[Stored items from a collection]
----

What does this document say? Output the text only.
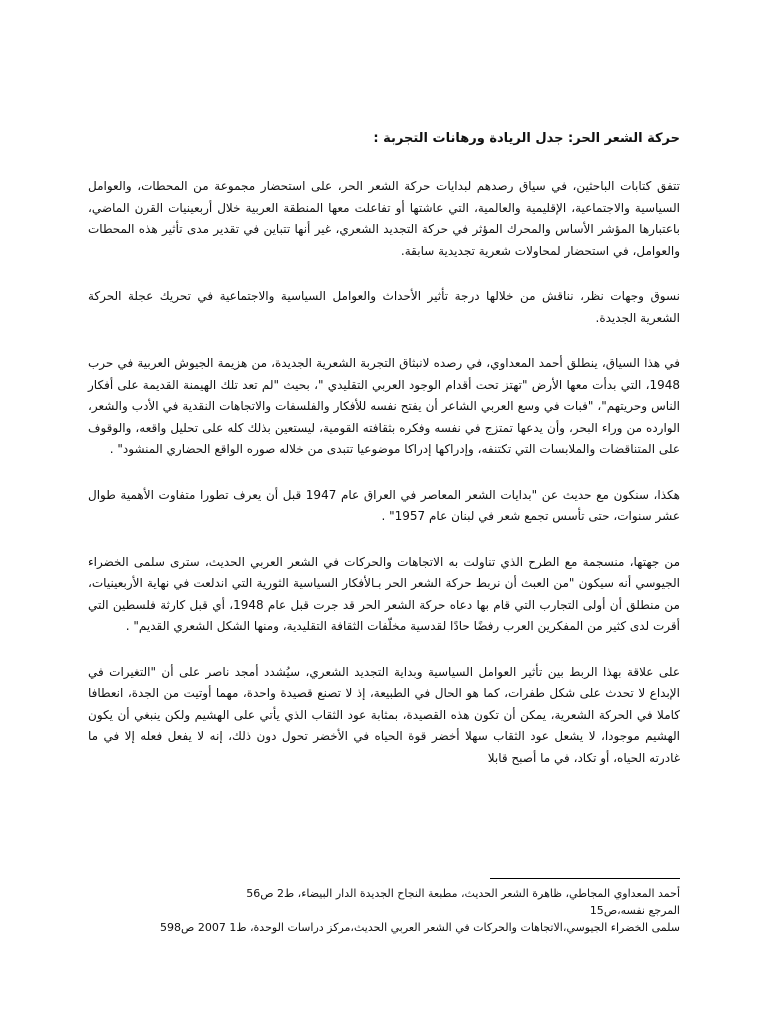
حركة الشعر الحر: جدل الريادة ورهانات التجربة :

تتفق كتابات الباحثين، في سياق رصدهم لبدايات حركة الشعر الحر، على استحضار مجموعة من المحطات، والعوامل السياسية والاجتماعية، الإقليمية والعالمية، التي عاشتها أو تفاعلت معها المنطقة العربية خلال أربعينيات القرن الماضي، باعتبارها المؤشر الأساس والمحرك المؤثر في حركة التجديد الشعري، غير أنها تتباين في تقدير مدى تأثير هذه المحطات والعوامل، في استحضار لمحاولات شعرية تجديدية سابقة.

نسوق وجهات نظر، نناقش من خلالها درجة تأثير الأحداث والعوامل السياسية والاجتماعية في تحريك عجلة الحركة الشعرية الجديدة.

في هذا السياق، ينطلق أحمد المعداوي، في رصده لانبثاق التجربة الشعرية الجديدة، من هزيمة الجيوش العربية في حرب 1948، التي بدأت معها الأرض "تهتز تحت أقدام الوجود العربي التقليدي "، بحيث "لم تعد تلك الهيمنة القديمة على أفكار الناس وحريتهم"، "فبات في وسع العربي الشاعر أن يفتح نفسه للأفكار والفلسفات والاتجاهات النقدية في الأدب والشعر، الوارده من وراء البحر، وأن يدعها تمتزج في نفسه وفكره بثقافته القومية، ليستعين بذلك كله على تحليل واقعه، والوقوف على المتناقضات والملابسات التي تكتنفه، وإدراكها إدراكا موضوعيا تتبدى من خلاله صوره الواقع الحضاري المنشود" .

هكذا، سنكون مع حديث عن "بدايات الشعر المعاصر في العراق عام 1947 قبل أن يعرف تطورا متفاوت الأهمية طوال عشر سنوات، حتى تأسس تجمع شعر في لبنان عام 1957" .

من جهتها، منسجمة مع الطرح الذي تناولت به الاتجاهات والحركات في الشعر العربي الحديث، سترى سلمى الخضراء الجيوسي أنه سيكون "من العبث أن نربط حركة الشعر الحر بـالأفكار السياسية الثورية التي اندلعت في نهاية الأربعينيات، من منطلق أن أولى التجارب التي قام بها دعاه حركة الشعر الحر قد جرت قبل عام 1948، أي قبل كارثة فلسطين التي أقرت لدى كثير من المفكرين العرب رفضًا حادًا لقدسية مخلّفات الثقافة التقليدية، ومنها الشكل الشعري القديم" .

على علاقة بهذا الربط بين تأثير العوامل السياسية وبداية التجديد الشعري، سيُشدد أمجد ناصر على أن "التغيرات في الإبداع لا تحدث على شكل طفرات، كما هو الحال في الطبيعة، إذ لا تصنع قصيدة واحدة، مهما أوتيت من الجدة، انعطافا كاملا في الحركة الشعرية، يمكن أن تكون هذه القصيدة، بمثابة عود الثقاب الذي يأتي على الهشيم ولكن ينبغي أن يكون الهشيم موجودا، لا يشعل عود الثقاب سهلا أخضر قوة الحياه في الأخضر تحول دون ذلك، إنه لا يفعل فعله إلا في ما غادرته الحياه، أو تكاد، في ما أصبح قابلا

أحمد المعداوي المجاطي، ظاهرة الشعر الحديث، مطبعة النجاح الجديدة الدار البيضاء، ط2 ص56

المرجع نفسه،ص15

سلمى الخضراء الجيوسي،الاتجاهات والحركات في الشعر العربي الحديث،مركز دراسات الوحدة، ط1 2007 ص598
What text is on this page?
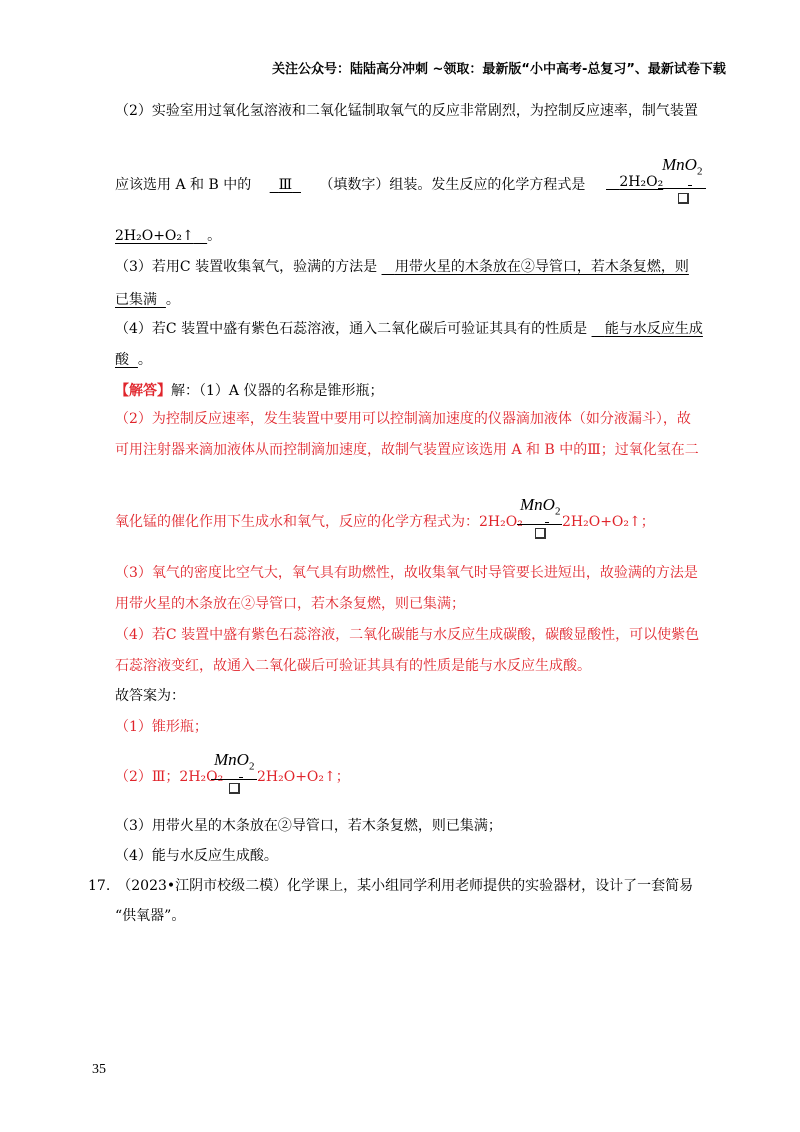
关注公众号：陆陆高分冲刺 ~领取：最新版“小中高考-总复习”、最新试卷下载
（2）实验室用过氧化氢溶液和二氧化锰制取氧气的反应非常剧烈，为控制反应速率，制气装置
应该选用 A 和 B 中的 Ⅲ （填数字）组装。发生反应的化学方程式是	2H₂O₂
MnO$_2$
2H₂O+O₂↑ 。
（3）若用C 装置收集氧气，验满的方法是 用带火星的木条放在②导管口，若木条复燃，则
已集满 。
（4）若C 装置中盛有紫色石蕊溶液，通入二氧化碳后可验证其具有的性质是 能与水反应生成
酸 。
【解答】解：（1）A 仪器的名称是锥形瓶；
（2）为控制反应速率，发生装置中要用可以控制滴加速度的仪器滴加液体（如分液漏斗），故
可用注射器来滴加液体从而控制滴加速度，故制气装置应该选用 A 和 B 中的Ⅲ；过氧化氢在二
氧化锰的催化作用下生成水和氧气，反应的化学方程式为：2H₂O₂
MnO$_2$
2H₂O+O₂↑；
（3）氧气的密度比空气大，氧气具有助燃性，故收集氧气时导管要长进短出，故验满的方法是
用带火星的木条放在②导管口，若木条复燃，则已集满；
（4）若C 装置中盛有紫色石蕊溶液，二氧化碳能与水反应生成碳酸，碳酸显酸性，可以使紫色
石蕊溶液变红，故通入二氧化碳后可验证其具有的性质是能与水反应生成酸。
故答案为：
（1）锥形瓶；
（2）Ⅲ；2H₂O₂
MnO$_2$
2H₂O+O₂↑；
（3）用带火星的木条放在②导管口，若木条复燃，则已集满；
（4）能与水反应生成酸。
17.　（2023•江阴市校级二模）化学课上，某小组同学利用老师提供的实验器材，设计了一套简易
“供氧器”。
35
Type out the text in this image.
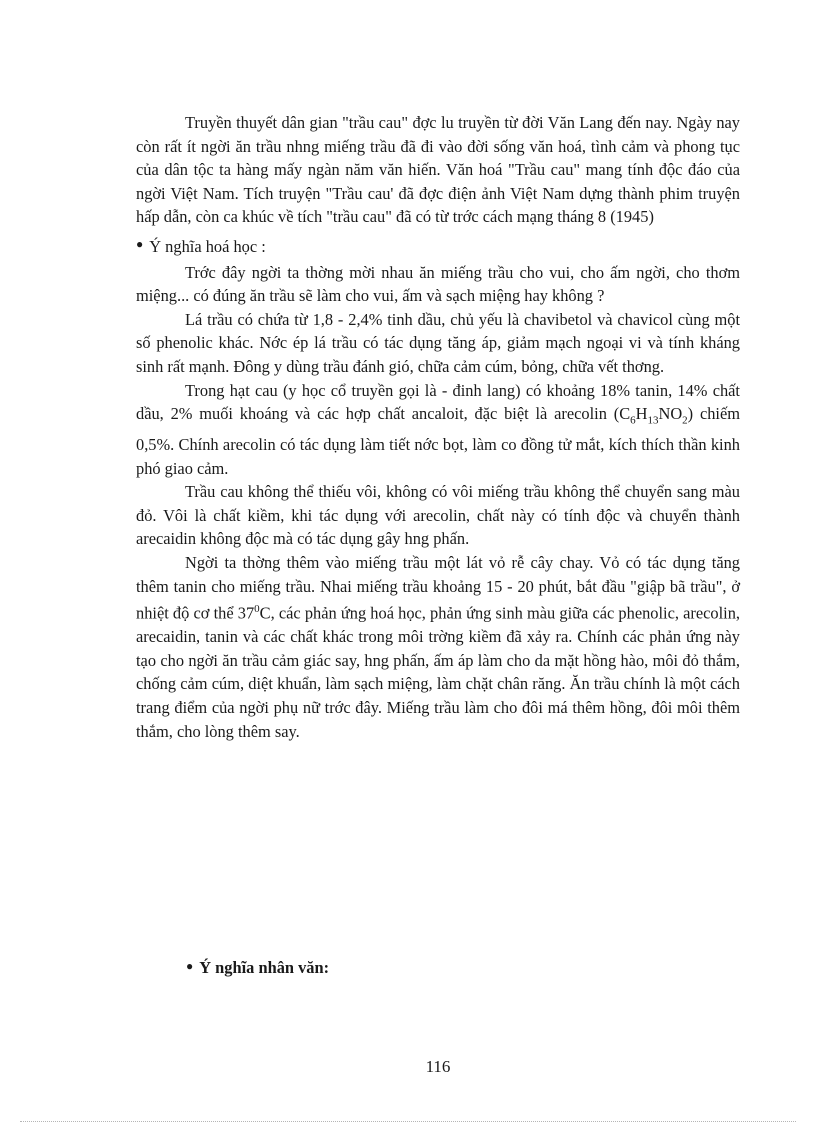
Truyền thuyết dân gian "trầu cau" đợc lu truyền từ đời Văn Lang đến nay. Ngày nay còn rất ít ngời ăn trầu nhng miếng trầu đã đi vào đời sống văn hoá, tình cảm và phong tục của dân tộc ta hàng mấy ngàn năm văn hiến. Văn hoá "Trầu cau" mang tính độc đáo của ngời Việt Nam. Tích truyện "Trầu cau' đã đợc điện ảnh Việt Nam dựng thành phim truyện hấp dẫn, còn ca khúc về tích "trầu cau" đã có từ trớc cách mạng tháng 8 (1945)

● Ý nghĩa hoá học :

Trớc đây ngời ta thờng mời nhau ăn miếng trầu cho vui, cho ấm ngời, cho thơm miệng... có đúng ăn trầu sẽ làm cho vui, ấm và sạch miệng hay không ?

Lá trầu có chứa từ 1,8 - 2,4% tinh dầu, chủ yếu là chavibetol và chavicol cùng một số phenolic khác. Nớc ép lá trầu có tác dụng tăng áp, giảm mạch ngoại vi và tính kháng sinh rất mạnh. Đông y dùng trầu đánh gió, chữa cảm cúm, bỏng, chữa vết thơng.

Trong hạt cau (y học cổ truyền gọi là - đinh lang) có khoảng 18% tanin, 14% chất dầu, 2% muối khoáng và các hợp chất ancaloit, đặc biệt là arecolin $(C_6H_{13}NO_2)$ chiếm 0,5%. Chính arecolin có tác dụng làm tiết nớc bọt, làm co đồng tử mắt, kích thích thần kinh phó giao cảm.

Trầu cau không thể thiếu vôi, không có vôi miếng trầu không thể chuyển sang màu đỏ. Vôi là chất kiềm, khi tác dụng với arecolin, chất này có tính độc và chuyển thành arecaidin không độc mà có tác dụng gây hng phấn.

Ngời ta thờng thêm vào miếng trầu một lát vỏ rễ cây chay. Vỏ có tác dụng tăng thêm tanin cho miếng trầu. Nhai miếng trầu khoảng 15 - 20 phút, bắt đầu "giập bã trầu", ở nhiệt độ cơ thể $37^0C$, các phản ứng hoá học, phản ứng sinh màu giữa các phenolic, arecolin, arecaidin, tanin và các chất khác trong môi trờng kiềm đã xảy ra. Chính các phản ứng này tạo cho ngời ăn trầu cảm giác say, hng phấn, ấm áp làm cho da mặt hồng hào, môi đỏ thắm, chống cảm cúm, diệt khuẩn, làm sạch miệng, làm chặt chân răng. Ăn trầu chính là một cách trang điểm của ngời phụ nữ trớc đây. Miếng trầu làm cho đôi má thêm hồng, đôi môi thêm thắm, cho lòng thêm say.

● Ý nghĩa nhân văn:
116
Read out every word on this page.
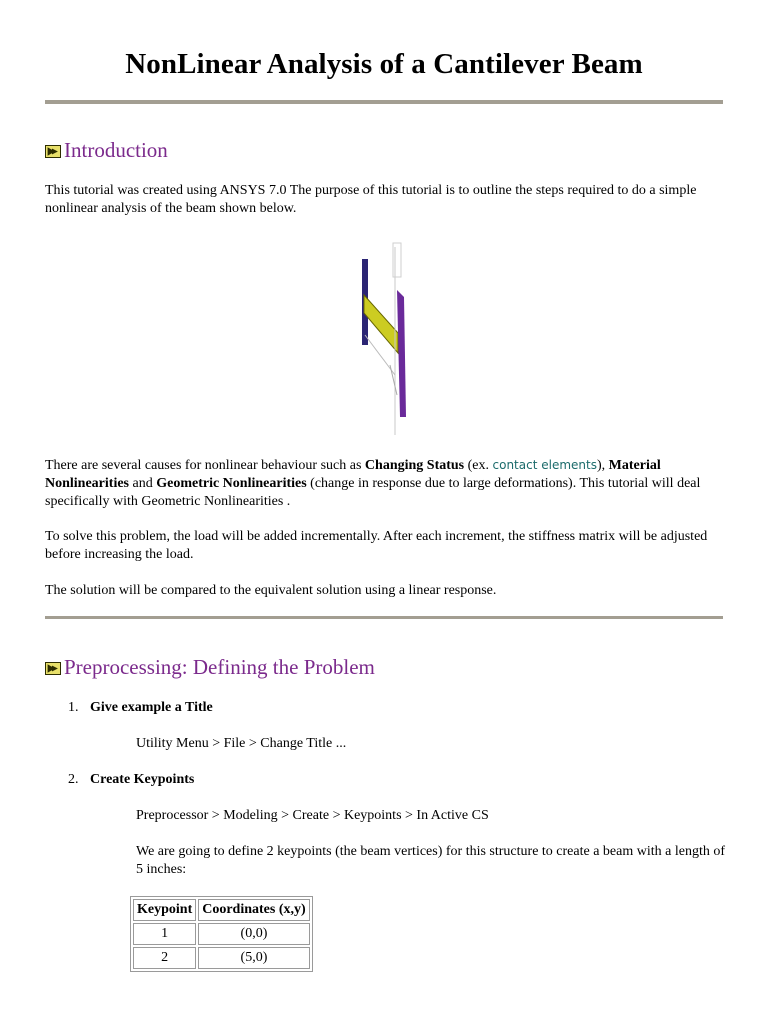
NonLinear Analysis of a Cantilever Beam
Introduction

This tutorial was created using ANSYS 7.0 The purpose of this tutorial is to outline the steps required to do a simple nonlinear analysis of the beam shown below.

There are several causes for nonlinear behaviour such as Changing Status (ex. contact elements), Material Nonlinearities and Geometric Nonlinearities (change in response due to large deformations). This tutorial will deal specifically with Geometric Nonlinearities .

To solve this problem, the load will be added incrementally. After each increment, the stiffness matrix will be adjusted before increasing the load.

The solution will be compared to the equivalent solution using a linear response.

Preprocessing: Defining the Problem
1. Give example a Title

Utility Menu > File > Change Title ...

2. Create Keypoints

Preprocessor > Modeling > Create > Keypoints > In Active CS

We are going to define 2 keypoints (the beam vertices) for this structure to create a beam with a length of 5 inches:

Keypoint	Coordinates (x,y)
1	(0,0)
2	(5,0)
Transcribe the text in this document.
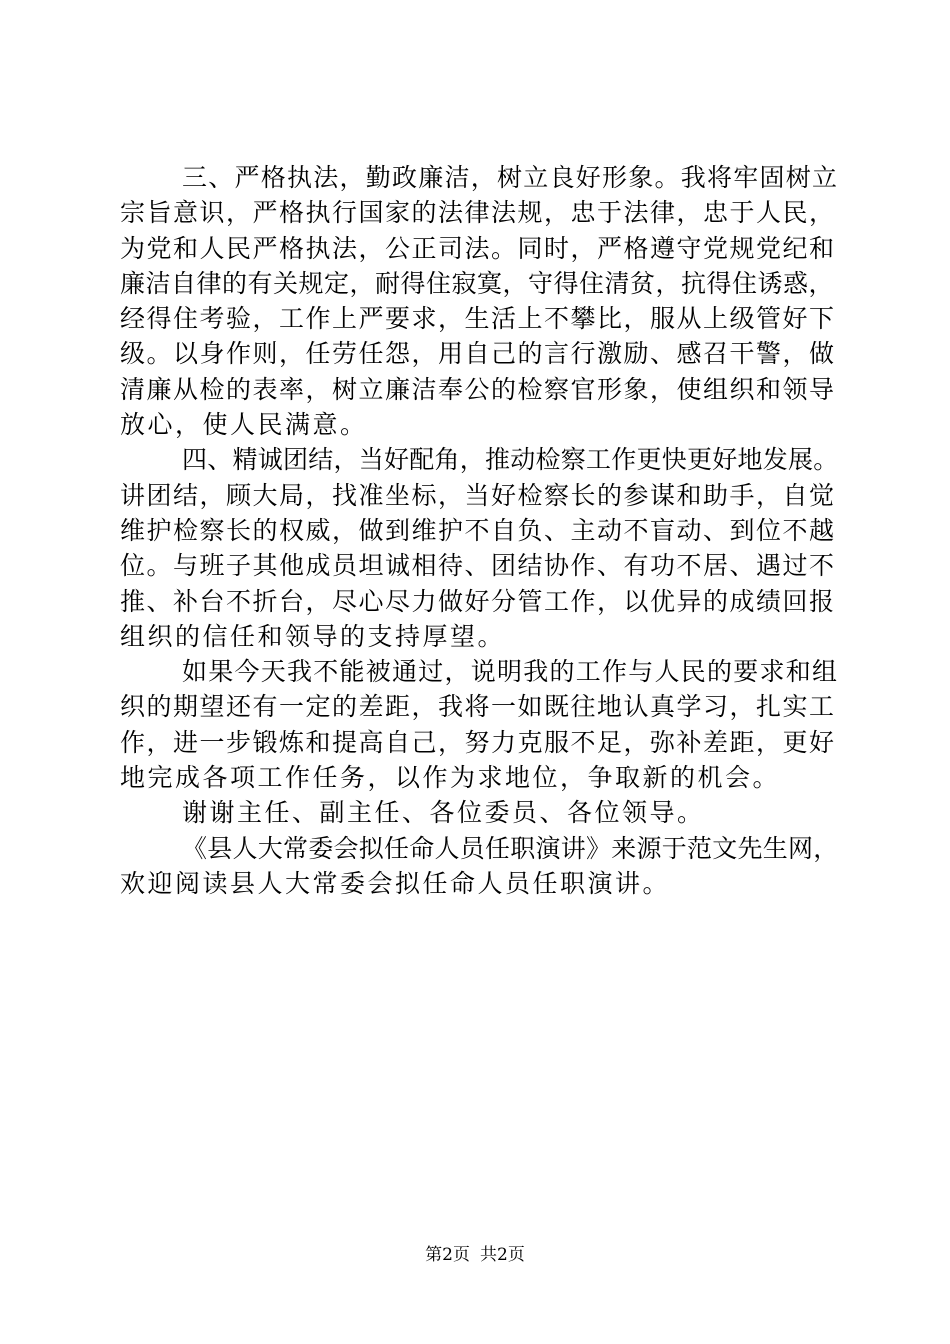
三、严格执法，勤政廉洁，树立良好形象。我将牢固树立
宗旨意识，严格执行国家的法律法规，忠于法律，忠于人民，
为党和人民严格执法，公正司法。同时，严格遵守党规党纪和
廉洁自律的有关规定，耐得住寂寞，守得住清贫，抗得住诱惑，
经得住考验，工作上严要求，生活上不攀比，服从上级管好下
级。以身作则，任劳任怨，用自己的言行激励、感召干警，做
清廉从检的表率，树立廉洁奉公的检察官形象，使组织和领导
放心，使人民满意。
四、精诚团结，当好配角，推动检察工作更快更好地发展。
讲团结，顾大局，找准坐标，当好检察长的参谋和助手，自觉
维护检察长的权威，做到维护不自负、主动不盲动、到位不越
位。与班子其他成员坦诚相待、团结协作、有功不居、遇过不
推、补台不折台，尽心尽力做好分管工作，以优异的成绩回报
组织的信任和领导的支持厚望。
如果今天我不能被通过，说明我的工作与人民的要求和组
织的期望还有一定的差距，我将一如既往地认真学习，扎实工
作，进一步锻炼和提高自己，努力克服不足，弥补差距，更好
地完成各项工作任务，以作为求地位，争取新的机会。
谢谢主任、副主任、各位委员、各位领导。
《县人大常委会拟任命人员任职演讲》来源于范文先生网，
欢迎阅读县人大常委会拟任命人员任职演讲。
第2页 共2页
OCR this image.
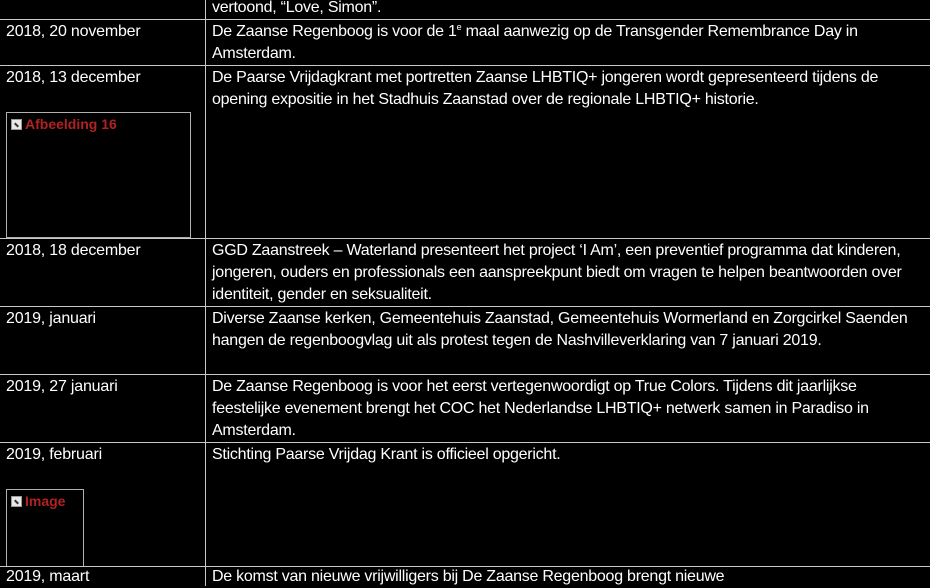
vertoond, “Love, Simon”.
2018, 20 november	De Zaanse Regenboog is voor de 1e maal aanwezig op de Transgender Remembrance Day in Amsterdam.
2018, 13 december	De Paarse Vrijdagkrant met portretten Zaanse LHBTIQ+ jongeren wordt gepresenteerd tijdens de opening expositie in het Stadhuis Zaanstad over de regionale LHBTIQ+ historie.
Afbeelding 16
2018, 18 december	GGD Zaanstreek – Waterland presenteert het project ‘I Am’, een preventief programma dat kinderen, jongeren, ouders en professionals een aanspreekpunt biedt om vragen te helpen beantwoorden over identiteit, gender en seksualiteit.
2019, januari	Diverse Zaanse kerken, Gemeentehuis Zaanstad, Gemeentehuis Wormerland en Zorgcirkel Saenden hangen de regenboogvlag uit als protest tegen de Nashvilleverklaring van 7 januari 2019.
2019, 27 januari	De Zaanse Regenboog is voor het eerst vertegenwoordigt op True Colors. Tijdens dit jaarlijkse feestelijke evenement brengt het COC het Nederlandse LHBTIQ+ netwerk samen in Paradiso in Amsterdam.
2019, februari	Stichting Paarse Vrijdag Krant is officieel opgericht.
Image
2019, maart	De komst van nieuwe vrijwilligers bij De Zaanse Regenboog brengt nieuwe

----

Copy out the lines in which the string "không" appears.

**THE ANSWER**
Trớc đây ngời ta thờng mời nhau ăn miếng trầu cho vui, cho ấm ngời, cho thơm miệng... có đúng ăn trầu sẽ làm cho vui, ấm và sạch miệng hay không ?
Trầu cau không thể thiếu vôi, không có vôi miếng trầu không thể chuyển sang màu đỏ. Vôi là chất kiềm, khi tác dụng với arecolin, chất này có tính độc và chuyển thành arecaidin không độc mà có tác dụng gây hng phấn.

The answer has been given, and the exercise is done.